Stated goal >> Every record below should be written out exactly; pictures stay out.

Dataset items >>
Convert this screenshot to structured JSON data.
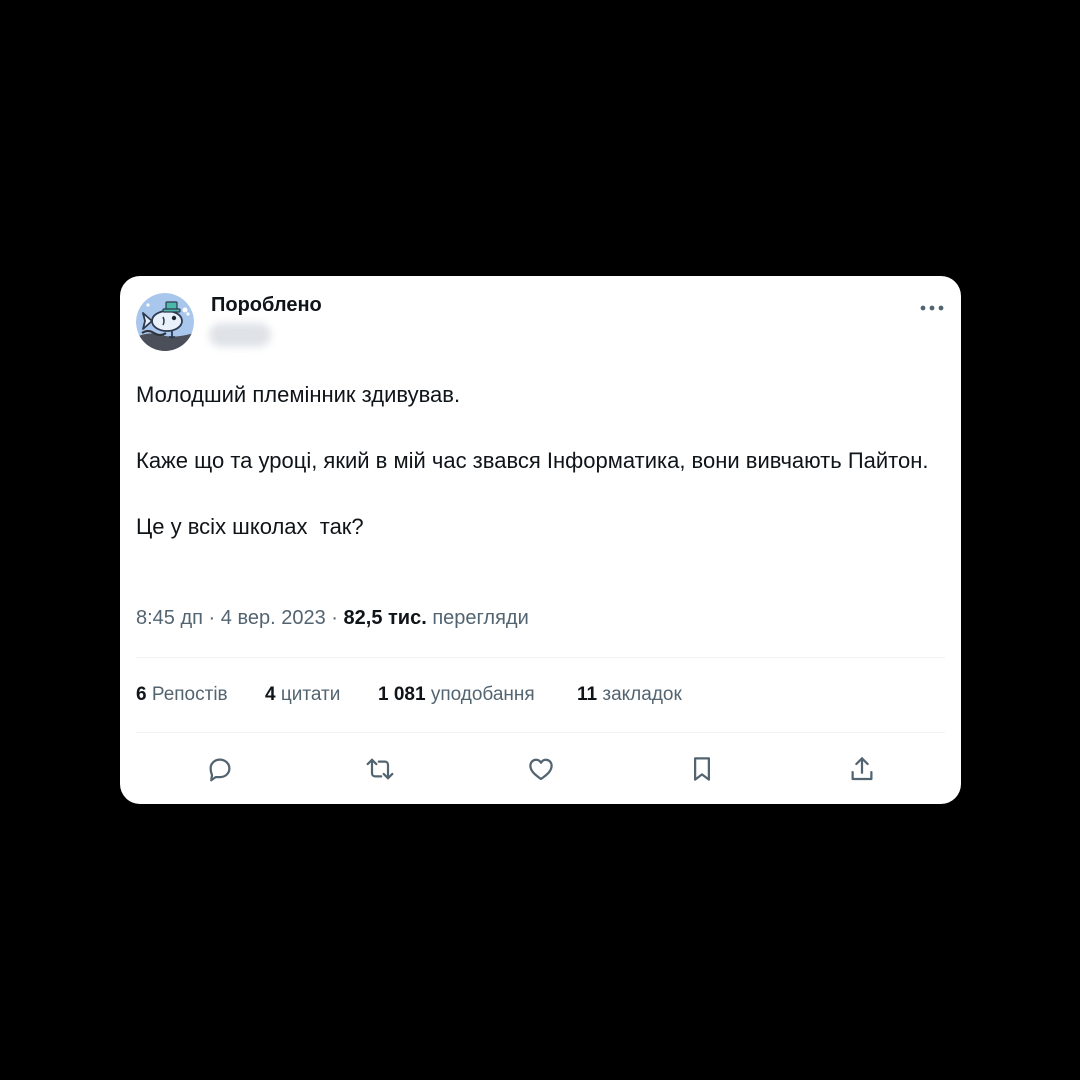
{
  "tweet": {
    "author_name": "Пороблено",
    "avatar_icon": "fish-icon",
    "paragraphs": [
      "Молодший племінник здивував.",
      "Каже що та уроці, який в мій час звався Інформатика, вони вивчають Пайтон.",
      "Це у всіх школах  так?"
    ],
    "time": "8:45 дп",
    "date": "4 вер. 2023",
    "views_count": "82,5 тис.",
    "views_label": "перегляди",
    "separator": "·"
  },
  "stats": {
    "reposts": {
      "count": "6",
      "label": "Репостів"
    },
    "quotes": {
      "count": "4",
      "label": "цитати"
    },
    "likes": {
      "count": "1 081",
      "label": "уподобання"
    },
    "bookmarks": {
      "count": "11",
      "label": "закладок"
    }
  },
  "actions": [
    "reply-icon",
    "retweet-icon",
    "like-icon",
    "bookmark-icon",
    "share-icon"
  ],
  "colors": {
    "background": "#000000",
    "card": "#ffffff",
    "text_primary": "#0f1419",
    "text_secondary": "#536471",
    "divider": "#eff3f4"
  }
}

Solved problem >>
Convert this screenshot to structured JSON data.
{
  "tweet": {
    "author_name": "Пороблено",
    "avatar_icon": "fish-icon",
    "paragraphs": [
      "Молодший племінник здивував.",
      "Каже що та уроці, який в мій час звався Інформатика, вони вивчають Пайтон.",
      "Це у всіх школах  так?"
    ],
    "time": "8:45 дп",
    "date": "4 вер. 2023",
    "views_count": "82,5 тис.",
    "views_label": "перегляди",
    "separator": "·"
  },
  "stats": {
    "reposts": {
      "count": "6",
      "label": "Репостів"
    },
    "quotes": {
      "count": "4",
      "label": "цитати"
    },
    "likes": {
      "count": "1 081",
      "label": "уподобання"
    },
    "bookmarks": {
      "count": "11",
      "label": "закладок"
    }
  },
  "actions": [
    "reply-icon",
    "retweet-icon",
    "like-icon",
    "bookmark-icon",
    "share-icon"
  ],
  "colors": {
    "background": "#000000",
    "card": "#ffffff",
    "text_primary": "#0f1419",
    "text_secondary": "#536471",
    "divider": "#eff3f4"
  }
}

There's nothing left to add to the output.